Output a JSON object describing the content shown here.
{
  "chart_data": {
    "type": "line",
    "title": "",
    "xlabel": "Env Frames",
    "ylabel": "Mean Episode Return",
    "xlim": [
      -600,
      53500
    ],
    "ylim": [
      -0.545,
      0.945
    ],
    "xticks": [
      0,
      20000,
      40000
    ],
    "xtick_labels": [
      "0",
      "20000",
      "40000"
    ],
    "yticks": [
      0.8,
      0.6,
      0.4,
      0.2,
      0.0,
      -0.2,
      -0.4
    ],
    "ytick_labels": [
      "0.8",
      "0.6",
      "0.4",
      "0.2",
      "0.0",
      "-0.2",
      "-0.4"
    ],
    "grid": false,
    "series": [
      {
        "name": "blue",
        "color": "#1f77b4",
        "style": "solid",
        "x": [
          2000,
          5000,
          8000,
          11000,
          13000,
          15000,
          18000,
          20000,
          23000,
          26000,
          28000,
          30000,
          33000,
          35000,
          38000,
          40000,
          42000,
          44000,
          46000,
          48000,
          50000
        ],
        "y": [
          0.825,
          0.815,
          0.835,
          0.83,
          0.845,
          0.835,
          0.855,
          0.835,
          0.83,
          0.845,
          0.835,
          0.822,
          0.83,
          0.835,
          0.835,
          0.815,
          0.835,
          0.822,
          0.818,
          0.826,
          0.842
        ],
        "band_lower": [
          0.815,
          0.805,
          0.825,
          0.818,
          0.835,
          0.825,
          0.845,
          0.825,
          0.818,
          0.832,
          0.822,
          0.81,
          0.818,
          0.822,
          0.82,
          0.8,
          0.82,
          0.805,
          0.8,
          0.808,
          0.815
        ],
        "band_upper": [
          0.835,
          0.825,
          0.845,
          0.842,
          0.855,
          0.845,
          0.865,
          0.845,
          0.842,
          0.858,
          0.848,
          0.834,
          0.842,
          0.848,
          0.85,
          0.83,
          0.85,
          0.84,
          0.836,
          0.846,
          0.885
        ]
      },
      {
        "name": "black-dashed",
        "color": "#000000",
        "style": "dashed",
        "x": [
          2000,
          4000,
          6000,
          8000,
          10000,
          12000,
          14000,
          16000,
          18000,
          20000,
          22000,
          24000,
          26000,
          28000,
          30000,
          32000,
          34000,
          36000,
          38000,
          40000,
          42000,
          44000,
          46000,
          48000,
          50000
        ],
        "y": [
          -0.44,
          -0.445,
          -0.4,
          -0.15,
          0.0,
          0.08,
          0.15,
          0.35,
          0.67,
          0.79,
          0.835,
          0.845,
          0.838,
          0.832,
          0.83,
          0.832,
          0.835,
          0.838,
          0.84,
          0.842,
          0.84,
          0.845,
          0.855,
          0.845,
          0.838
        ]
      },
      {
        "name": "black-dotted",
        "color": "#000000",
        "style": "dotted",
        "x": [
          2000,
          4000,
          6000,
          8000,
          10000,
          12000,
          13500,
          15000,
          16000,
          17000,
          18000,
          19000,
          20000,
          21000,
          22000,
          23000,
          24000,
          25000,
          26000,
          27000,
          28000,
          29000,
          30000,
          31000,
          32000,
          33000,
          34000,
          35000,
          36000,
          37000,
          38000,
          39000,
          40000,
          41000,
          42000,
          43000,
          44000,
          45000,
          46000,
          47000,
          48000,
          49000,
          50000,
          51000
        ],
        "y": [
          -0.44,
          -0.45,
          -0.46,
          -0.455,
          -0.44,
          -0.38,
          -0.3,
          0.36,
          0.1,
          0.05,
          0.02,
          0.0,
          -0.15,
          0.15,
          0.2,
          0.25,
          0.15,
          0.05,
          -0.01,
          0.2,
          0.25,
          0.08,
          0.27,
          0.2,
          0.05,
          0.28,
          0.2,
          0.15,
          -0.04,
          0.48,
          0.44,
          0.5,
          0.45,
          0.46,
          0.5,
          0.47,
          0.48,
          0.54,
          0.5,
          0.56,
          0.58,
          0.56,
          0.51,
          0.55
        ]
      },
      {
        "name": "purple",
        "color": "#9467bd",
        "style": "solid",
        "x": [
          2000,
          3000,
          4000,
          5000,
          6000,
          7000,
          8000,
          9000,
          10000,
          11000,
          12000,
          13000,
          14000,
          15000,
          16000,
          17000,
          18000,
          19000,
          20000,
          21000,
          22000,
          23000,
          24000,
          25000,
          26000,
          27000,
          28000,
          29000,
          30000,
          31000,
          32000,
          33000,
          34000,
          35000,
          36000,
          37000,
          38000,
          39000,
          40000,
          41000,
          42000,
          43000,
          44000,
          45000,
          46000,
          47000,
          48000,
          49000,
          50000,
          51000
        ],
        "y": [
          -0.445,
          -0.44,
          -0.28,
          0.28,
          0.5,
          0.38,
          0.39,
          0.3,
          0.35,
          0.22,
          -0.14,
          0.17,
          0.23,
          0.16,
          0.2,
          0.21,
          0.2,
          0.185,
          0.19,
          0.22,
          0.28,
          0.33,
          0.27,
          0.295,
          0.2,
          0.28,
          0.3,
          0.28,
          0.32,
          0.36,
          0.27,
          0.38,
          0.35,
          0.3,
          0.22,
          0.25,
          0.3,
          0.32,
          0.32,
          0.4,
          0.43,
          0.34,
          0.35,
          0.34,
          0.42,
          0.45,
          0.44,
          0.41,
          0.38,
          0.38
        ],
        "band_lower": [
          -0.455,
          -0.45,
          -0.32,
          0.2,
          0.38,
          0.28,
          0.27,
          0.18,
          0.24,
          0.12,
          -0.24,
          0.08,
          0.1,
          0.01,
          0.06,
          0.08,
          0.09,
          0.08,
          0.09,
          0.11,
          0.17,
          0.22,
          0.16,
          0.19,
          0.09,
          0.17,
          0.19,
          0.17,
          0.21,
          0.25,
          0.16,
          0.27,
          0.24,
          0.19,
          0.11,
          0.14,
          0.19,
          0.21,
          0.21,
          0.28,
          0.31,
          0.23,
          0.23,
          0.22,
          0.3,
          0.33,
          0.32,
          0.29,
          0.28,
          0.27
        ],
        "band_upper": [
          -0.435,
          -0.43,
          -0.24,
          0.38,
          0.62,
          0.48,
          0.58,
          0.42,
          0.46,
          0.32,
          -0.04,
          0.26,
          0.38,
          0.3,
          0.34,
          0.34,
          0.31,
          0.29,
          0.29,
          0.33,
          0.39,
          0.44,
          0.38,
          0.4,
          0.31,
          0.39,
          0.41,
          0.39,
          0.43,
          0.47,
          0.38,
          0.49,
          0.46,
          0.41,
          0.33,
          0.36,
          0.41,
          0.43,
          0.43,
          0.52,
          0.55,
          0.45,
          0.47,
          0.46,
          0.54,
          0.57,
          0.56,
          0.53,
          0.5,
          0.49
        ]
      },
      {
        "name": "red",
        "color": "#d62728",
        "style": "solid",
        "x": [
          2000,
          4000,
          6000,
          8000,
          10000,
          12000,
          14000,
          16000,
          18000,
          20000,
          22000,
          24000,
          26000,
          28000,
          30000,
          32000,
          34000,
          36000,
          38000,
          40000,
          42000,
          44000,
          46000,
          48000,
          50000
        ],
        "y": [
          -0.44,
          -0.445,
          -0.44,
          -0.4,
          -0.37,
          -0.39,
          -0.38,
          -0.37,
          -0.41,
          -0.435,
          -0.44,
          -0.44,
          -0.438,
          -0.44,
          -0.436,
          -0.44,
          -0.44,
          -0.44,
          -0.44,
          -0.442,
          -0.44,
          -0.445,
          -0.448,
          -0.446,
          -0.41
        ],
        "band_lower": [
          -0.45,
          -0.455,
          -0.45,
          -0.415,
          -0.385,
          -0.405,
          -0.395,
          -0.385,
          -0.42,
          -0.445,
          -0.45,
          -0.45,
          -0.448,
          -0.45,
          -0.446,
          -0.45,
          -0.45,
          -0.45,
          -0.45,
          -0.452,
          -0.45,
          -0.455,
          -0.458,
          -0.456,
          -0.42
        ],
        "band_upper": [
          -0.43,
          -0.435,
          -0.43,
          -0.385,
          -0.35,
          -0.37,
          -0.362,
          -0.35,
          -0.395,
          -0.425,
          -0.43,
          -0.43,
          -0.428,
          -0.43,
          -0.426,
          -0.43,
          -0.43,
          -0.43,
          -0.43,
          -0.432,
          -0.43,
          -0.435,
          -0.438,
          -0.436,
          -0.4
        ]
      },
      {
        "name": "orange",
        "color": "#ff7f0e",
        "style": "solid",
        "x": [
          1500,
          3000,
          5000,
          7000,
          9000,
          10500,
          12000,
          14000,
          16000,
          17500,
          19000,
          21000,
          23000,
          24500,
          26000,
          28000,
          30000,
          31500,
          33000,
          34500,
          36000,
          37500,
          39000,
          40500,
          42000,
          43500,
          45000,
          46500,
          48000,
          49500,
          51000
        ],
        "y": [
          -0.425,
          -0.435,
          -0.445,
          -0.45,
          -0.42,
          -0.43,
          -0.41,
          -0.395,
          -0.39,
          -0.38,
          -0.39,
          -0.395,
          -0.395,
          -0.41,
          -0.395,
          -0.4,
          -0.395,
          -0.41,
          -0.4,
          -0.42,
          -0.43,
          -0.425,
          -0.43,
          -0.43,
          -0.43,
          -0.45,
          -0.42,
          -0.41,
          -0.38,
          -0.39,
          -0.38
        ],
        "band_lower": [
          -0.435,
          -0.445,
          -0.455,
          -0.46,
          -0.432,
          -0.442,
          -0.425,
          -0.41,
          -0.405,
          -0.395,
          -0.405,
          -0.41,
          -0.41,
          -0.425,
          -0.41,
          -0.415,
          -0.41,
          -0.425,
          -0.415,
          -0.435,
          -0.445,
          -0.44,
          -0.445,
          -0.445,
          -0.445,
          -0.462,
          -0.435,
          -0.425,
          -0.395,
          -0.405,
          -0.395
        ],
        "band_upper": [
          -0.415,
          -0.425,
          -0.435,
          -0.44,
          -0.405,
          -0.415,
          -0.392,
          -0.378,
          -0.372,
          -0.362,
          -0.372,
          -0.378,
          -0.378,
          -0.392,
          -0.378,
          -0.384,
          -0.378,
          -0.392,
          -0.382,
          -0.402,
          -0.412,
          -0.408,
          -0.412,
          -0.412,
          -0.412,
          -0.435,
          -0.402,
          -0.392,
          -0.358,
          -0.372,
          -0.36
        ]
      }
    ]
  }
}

----------------

• [THE EXERCISE]: Show each line of the data that contains the string "name".

• [RESULT FOR THIS TASK]:
        "name": "blue",
        "name": "black-dashed",
        "name": "black-dotted",
        "name": "purple",
        "name": "red",
        "name": "orange",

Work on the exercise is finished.